▶ [PROBLEM DETAILS] Render the material again word for word, skipping the pictures in it.

▶ [SOURCE MATERIAL]

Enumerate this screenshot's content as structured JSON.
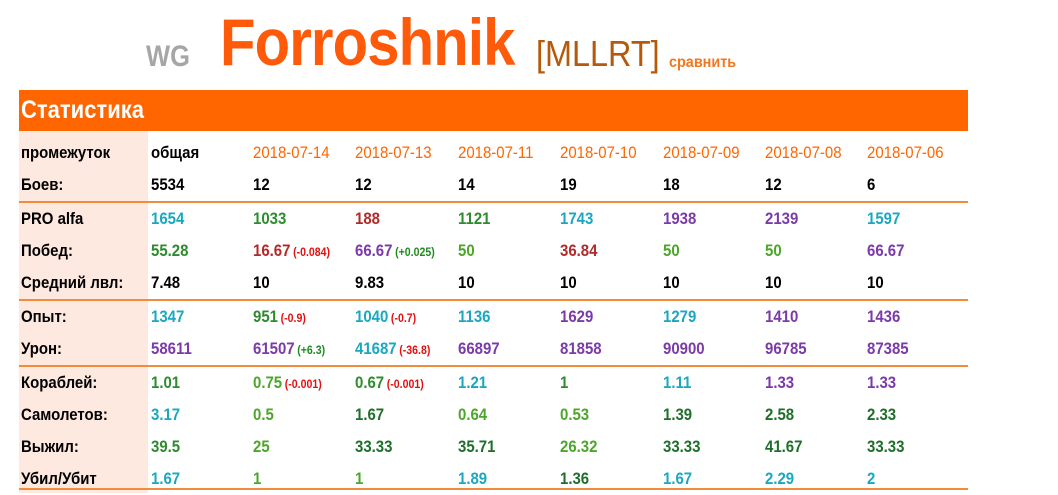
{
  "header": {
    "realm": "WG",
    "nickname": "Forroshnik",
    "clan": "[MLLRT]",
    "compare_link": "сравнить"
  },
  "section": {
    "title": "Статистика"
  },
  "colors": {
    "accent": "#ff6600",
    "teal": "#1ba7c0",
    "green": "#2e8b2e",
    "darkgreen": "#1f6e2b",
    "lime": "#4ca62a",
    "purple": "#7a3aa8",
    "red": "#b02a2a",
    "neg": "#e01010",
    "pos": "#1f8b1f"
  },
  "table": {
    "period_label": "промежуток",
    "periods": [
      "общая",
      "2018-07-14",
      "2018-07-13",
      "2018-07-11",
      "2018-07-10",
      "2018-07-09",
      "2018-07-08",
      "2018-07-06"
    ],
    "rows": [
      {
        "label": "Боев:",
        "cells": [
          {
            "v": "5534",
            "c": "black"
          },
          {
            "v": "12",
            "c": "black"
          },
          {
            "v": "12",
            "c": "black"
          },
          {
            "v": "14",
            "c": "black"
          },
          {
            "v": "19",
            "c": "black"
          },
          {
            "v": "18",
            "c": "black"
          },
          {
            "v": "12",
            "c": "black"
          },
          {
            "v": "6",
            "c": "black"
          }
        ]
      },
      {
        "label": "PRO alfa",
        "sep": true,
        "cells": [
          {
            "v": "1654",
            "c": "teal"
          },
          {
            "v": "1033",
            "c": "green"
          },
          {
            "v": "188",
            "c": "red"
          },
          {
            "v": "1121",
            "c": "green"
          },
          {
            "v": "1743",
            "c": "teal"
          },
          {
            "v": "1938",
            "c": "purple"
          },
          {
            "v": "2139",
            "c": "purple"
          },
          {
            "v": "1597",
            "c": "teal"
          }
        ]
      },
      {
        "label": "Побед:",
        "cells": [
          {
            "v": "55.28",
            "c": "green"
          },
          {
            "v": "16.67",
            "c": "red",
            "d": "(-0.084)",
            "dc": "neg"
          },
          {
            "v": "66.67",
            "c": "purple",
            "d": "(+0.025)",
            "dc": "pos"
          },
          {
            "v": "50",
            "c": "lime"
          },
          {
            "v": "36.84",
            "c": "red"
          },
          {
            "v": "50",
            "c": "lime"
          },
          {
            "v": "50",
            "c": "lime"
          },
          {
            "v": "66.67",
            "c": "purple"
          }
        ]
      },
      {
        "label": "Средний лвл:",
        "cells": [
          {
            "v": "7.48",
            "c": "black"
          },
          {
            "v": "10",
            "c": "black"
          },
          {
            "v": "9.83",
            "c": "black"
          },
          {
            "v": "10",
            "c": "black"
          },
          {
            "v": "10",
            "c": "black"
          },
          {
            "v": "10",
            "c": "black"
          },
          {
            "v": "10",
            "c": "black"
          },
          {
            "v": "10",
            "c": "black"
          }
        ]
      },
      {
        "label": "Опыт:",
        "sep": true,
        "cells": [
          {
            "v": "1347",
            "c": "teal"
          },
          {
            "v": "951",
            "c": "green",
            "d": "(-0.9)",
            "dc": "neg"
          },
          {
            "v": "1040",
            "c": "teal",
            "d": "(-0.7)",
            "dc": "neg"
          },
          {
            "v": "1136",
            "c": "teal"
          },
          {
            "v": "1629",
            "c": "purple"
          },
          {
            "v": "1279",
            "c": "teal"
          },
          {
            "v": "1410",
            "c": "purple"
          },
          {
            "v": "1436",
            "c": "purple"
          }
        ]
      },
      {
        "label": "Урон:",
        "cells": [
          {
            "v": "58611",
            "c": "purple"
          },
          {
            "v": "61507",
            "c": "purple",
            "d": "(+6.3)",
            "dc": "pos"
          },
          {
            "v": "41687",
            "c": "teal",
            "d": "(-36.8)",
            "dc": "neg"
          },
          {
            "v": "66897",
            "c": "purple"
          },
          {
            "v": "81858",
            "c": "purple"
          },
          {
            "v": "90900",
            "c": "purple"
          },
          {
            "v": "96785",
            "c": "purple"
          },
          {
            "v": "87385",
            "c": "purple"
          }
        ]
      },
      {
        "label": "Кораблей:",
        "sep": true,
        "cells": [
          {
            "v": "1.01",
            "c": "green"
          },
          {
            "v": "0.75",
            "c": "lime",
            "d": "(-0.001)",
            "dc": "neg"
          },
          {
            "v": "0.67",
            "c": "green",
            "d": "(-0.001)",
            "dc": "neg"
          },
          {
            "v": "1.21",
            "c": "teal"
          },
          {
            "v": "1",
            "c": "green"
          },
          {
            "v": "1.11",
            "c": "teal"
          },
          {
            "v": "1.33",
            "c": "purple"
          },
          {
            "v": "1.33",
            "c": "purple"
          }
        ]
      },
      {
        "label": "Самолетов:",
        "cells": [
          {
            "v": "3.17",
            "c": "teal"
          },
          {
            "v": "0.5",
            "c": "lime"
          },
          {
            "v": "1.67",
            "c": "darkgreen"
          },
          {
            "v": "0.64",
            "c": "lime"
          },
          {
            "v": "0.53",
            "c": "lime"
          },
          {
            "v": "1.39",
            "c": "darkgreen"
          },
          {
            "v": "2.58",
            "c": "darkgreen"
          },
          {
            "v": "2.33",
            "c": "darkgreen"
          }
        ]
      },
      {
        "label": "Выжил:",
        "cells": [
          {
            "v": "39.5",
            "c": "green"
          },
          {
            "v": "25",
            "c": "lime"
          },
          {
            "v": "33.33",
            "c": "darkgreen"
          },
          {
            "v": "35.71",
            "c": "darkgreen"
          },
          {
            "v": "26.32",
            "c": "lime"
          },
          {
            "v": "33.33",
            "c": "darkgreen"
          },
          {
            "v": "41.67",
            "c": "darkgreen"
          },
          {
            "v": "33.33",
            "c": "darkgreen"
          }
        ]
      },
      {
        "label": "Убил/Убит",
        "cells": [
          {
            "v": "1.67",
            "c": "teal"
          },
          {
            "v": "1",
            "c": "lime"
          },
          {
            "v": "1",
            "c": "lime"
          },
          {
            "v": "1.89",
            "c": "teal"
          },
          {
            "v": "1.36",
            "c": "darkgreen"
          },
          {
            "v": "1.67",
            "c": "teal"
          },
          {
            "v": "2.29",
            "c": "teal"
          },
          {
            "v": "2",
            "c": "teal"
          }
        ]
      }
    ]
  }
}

▶ [OUTPUT OF THE EXERCISE]
Enumerate this screenshot's content as structured JSON.
{
  "header": {
    "realm": "WG",
    "nickname": "Forroshnik",
    "clan": "[MLLRT]",
    "compare_link": "сравнить"
  },
  "section": {
    "title": "Статистика"
  },
  "colors": {
    "accent": "#ff6600",
    "teal": "#1ba7c0",
    "green": "#2e8b2e",
    "darkgreen": "#1f6e2b",
    "lime": "#4ca62a",
    "purple": "#7a3aa8",
    "red": "#b02a2a",
    "neg": "#e01010",
    "pos": "#1f8b1f"
  },
  "table": {
    "period_label": "промежуток",
    "periods": [
      "общая",
      "2018-07-14",
      "2018-07-13",
      "2018-07-11",
      "2018-07-10",
      "2018-07-09",
      "2018-07-08",
      "2018-07-06"
    ],
    "rows": [
      {
        "label": "Боев:",
        "cells": [
          {
            "v": "5534",
            "c": "black"
          },
          {
            "v": "12",
            "c": "black"
          },
          {
            "v": "12",
            "c": "black"
          },
          {
            "v": "14",
            "c": "black"
          },
          {
            "v": "19",
            "c": "black"
          },
          {
            "v": "18",
            "c": "black"
          },
          {
            "v": "12",
            "c": "black"
          },
          {
            "v": "6",
            "c": "black"
          }
        ]
      },
      {
        "label": "PRO alfa",
        "sep": true,
        "cells": [
          {
            "v": "1654",
            "c": "teal"
          },
          {
            "v": "1033",
            "c": "green"
          },
          {
            "v": "188",
            "c": "red"
          },
          {
            "v": "1121",
            "c": "green"
          },
          {
            "v": "1743",
            "c": "teal"
          },
          {
            "v": "1938",
            "c": "purple"
          },
          {
            "v": "2139",
            "c": "purple"
          },
          {
            "v": "1597",
            "c": "teal"
          }
        ]
      },
      {
        "label": "Побед:",
        "cells": [
          {
            "v": "55.28",
            "c": "green"
          },
          {
            "v": "16.67",
            "c": "red",
            "d": "(-0.084)",
            "dc": "neg"
          },
          {
            "v": "66.67",
            "c": "purple",
            "d": "(+0.025)",
            "dc": "pos"
          },
          {
            "v": "50",
            "c": "lime"
          },
          {
            "v": "36.84",
            "c": "red"
          },
          {
            "v": "50",
            "c": "lime"
          },
          {
            "v": "50",
            "c": "lime"
          },
          {
            "v": "66.67",
            "c": "purple"
          }
        ]
      },
      {
        "label": "Средний лвл:",
        "cells": [
          {
            "v": "7.48",
            "c": "black"
          },
          {
            "v": "10",
            "c": "black"
          },
          {
            "v": "9.83",
            "c": "black"
          },
          {
            "v": "10",
            "c": "black"
          },
          {
            "v": "10",
            "c": "black"
          },
          {
            "v": "10",
            "c": "black"
          },
          {
            "v": "10",
            "c": "black"
          },
          {
            "v": "10",
            "c": "black"
          }
        ]
      },
      {
        "label": "Опыт:",
        "sep": true,
        "cells": [
          {
            "v": "1347",
            "c": "teal"
          },
          {
            "v": "951",
            "c": "green",
            "d": "(-0.9)",
            "dc": "neg"
          },
          {
            "v": "1040",
            "c": "teal",
            "d": "(-0.7)",
            "dc": "neg"
          },
          {
            "v": "1136",
            "c": "teal"
          },
          {
            "v": "1629",
            "c": "purple"
          },
          {
            "v": "1279",
            "c": "teal"
          },
          {
            "v": "1410",
            "c": "purple"
          },
          {
            "v": "1436",
            "c": "purple"
          }
        ]
      },
      {
        "label": "Урон:",
        "cells": [
          {
            "v": "58611",
            "c": "purple"
          },
          {
            "v": "61507",
            "c": "purple",
            "d": "(+6.3)",
            "dc": "pos"
          },
          {
            "v": "41687",
            "c": "teal",
            "d": "(-36.8)",
            "dc": "neg"
          },
          {
            "v": "66897",
            "c": "purple"
          },
          {
            "v": "81858",
            "c": "purple"
          },
          {
            "v": "90900",
            "c": "purple"
          },
          {
            "v": "96785",
            "c": "purple"
          },
          {
            "v": "87385",
            "c": "purple"
          }
        ]
      },
      {
        "label": "Кораблей:",
        "sep": true,
        "cells": [
          {
            "v": "1.01",
            "c": "green"
          },
          {
            "v": "0.75",
            "c": "lime",
            "d": "(-0.001)",
            "dc": "neg"
          },
          {
            "v": "0.67",
            "c": "green",
            "d": "(-0.001)",
            "dc": "neg"
          },
          {
            "v": "1.21",
            "c": "teal"
          },
          {
            "v": "1",
            "c": "green"
          },
          {
            "v": "1.11",
            "c": "teal"
          },
          {
            "v": "1.33",
            "c": "purple"
          },
          {
            "v": "1.33",
            "c": "purple"
          }
        ]
      },
      {
        "label": "Самолетов:",
        "cells": [
          {
            "v": "3.17",
            "c": "teal"
          },
          {
            "v": "0.5",
            "c": "lime"
          },
          {
            "v": "1.67",
            "c": "darkgreen"
          },
          {
            "v": "0.64",
            "c": "lime"
          },
          {
            "v": "0.53",
            "c": "lime"
          },
          {
            "v": "1.39",
            "c": "darkgreen"
          },
          {
            "v": "2.58",
            "c": "darkgreen"
          },
          {
            "v": "2.33",
            "c": "darkgreen"
          }
        ]
      },
      {
        "label": "Выжил:",
        "cells": [
          {
            "v": "39.5",
            "c": "green"
          },
          {
            "v": "25",
            "c": "lime"
          },
          {
            "v": "33.33",
            "c": "darkgreen"
          },
          {
            "v": "35.71",
            "c": "darkgreen"
          },
          {
            "v": "26.32",
            "c": "lime"
          },
          {
            "v": "33.33",
            "c": "darkgreen"
          },
          {
            "v": "41.67",
            "c": "darkgreen"
          },
          {
            "v": "33.33",
            "c": "darkgreen"
          }
        ]
      },
      {
        "label": "Убил/Убит",
        "cells": [
          {
            "v": "1.67",
            "c": "teal"
          },
          {
            "v": "1",
            "c": "lime"
          },
          {
            "v": "1",
            "c": "lime"
          },
          {
            "v": "1.89",
            "c": "teal"
          },
          {
            "v": "1.36",
            "c": "darkgreen"
          },
          {
            "v": "1.67",
            "c": "teal"
          },
          {
            "v": "2.29",
            "c": "teal"
          },
          {
            "v": "2",
            "c": "teal"
          }
        ]
      }
    ]
  }
}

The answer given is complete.